• **Instructions to follow**
Lines containing the string "jornais" are to be counted; report the number and nothing more.

Items from a dataset:
[start]
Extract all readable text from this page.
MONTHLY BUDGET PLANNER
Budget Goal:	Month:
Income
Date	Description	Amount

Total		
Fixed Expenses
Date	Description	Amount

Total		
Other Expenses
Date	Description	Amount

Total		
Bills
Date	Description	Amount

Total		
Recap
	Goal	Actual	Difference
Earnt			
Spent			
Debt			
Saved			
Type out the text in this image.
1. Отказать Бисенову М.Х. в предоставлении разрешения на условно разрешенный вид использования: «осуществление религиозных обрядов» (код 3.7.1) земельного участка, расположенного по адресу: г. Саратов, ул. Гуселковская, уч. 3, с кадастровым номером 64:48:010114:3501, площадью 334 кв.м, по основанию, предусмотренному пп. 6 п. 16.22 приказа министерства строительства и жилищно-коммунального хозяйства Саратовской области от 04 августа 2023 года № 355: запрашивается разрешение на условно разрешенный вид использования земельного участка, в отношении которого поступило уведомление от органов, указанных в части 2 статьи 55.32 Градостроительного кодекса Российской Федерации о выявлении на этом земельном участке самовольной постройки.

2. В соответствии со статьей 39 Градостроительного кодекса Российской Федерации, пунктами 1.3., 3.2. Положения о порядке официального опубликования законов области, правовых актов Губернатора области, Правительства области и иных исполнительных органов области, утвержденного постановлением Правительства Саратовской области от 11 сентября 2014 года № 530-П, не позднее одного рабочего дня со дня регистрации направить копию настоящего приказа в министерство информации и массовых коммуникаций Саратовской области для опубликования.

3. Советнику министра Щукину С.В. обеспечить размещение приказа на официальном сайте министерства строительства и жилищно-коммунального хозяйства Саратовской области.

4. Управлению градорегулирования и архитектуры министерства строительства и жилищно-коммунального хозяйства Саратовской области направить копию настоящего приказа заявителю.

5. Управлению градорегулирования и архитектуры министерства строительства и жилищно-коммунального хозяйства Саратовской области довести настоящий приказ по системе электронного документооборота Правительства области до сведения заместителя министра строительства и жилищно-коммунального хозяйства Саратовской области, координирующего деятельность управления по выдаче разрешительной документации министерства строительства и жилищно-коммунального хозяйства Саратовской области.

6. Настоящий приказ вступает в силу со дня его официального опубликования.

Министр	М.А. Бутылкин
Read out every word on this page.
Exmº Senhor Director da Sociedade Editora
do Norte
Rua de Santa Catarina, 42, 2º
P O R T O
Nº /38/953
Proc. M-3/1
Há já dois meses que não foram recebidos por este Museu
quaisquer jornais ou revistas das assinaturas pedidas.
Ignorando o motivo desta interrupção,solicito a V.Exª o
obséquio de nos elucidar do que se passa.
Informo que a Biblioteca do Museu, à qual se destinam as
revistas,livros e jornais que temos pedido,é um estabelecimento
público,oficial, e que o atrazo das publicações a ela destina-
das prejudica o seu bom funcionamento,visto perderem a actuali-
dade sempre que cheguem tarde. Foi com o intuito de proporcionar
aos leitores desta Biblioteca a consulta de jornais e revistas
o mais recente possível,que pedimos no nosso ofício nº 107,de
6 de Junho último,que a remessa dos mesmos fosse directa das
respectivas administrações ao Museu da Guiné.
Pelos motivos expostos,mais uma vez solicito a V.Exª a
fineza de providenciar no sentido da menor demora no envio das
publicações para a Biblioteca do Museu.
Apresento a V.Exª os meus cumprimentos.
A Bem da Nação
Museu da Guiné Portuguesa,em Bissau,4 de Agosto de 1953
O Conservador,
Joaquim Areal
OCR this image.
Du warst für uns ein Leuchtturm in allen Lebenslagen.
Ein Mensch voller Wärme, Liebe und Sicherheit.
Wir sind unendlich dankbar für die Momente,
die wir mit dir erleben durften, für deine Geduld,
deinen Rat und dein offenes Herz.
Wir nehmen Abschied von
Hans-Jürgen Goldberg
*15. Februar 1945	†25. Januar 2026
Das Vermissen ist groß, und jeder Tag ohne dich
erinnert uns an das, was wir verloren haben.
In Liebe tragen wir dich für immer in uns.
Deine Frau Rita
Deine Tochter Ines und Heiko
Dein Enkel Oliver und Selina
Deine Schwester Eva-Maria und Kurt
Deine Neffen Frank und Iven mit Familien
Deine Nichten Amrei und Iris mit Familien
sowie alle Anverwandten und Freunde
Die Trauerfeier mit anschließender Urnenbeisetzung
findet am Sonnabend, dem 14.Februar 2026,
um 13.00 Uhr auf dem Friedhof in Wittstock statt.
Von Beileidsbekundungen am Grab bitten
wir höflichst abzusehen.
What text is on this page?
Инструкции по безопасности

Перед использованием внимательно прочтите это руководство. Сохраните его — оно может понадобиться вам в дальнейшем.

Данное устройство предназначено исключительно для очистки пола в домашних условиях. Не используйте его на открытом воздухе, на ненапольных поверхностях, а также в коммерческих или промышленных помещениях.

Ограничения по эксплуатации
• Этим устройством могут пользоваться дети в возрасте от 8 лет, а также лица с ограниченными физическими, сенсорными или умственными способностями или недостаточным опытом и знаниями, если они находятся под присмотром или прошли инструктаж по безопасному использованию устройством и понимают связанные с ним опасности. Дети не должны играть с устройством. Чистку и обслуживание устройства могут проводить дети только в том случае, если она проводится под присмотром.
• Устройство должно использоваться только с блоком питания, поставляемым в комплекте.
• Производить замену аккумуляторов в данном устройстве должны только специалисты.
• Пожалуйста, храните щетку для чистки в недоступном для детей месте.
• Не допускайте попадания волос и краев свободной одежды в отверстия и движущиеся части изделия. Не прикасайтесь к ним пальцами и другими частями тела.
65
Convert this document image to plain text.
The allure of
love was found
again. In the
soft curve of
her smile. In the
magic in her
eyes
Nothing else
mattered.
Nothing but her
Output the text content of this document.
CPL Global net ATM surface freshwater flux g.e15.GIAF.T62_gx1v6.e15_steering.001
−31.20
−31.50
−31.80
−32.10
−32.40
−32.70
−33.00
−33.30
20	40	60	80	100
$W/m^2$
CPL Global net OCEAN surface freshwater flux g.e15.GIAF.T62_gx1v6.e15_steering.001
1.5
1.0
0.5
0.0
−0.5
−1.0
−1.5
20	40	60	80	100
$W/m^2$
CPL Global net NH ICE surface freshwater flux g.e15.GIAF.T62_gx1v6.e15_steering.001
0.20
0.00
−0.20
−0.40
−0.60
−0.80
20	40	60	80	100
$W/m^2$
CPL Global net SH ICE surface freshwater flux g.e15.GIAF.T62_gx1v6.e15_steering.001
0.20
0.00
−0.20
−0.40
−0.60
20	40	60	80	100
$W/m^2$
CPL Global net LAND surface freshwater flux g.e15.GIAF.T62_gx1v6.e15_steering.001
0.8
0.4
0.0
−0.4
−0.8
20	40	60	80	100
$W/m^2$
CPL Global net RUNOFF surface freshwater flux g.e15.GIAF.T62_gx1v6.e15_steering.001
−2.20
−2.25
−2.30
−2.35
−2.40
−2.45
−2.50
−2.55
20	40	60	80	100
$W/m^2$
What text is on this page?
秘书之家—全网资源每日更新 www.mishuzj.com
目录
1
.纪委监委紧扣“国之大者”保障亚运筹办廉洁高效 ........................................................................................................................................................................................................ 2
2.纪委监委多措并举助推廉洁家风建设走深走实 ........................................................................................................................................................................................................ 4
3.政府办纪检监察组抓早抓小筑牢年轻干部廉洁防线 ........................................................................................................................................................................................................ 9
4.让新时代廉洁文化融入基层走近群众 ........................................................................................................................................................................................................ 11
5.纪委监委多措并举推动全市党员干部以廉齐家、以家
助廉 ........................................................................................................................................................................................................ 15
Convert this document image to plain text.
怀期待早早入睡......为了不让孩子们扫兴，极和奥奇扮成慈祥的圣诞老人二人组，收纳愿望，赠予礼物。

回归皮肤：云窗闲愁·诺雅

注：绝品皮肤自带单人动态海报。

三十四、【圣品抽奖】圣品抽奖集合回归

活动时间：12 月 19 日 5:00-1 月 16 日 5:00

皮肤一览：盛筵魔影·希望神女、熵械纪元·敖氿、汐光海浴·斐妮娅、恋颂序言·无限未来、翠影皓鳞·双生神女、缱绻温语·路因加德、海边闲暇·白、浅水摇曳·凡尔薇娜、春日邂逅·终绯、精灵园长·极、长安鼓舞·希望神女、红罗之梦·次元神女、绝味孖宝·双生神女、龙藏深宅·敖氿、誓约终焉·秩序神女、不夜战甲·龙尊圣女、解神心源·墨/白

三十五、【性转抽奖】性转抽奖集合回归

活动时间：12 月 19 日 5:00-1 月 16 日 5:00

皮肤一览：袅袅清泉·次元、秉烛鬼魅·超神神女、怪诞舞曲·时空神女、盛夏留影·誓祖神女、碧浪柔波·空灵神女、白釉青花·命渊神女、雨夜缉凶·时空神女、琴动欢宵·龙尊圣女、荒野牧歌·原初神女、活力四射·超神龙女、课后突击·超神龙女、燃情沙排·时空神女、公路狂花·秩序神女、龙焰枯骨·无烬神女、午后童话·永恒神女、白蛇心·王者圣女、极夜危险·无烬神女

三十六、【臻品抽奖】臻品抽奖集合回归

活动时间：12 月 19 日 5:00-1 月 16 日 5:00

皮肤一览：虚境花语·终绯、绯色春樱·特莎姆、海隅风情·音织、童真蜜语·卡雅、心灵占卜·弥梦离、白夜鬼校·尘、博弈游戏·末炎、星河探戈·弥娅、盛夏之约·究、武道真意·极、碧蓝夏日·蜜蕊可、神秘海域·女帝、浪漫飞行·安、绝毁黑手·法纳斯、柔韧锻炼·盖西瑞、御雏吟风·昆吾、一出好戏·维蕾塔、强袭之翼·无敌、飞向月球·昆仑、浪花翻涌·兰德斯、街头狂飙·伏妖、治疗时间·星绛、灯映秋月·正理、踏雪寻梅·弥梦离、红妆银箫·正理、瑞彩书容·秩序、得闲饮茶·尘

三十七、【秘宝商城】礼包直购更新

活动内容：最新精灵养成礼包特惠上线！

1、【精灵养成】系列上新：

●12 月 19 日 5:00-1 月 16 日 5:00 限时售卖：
[end]
• **Worked answer**
3